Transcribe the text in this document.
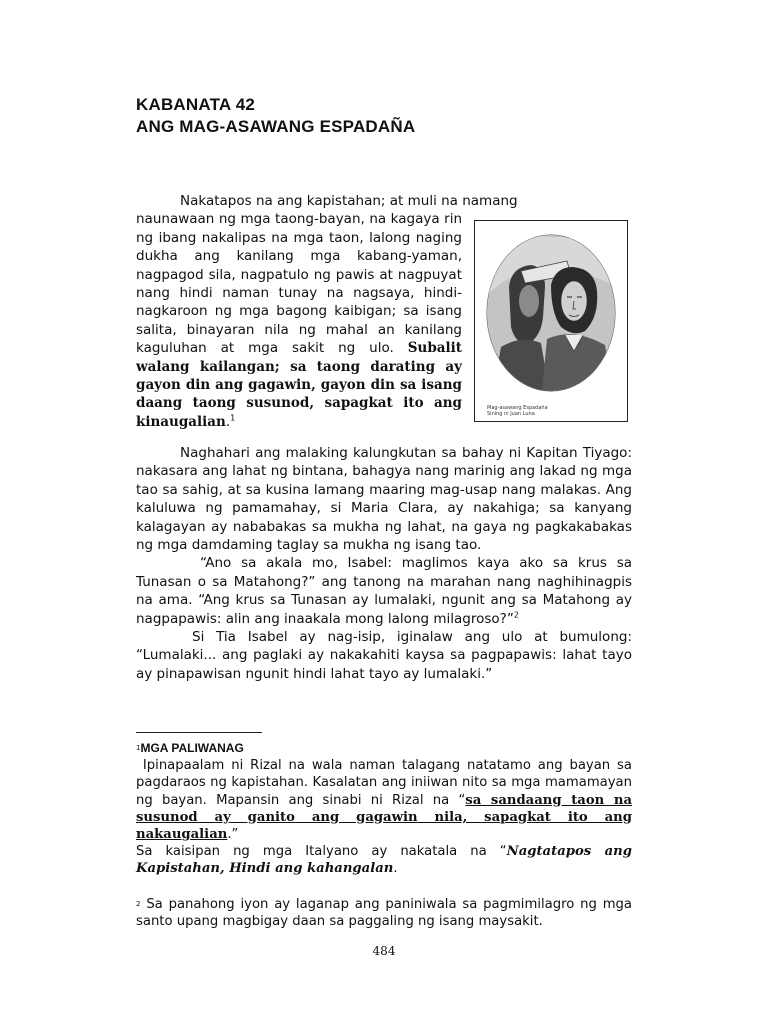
KABANATA 42
ANG MAG-ASAWANG ESPADAÑA
Nakatapos na ang kapistahan; at muli na namang
naunawaan ng mga taong-bayan, na kagaya rin ng ibang nakalipas na mga taon, lalong naging dukha ang kanilang mga kabang-yaman, nagpagod sila, nagpatulo ng pawis at nagpuyat nang hindi naman tunay na nagsaya, hindi-nagkaroon ng mga bagong kaibigan; sa isang salita, binayaran nila ng mahal an kanilang kaguluhan at mga sakit ng ulo. Subalit walang kailangan; sa taong darating ay gayon din ang gagawin, gayon din sa isang daang taong susunod, sapagkat ito ang kinaugalian.$^1$
Mag-asawang Espadaña
Sining ni Juan Luna

Naghahari ang malaking kalungkutan sa bahay ni Kapitan Tiyago: nakasara ang lahat ng bintana, bahagya nang marinig ang lakad ng mga tao sa sahig, at sa kusina lamang maaring mag-usap nang malakas. Ang kaluluwa ng pamamahay, si Maria Clara, ay nakahiga; sa kanyang kalagayan ay nababakas sa mukha ng lahat, na gaya ng pagkakabakas ng mga damdaming taglay sa mukha ng isang tao.

“Ano sa akala mo, Isabel: maglimos kaya ako sa krus sa Tunasan o sa Matahong?” ang tanong na marahan nang naghihinagpis na ama. “Ang krus sa Tunasan ay lumalaki, ngunit ang sa Matahong ay nagpapawis: alin ang inaakala mong lalong milagroso?”$^2$

Si Tia Isabel ay nag-isip, iginalaw ang ulo at bumulong: “Lumalaki... ang paglaki ay nakakahiti kaysa sa pagpapawis: lahat tayo ay pinapawisan ngunit hindi lahat tayo ay lumalaki.”

$^1$MGA PALIWANAG

Ipinapaalam ni Rizal na wala naman talagang natatamo ang bayan sa pagdaraos ng kapistahan. Kasalatan ang iniiwan nito sa mga mamamayan ng bayan. Mapansin ang sinabi ni Rizal na “sa sandaang taon na susunod ay ganito ang gagawin nila, sapagkat ito ang nakaugalian.”

Sa kaisipan ng mga Italyano ay nakatala na “Nagtatapos ang Kapistahan, Hindi ang kahangalan.

$^2$ Sa panahong iyon ay laganap ang paniniwala sa pagmimilagro ng mga santo upang magbigay daan sa paggaling ng isang maysakit.

484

§ Prompt
In the data above, count the lines where the word "nila" appears; reply with the number only.

§ Expected output
2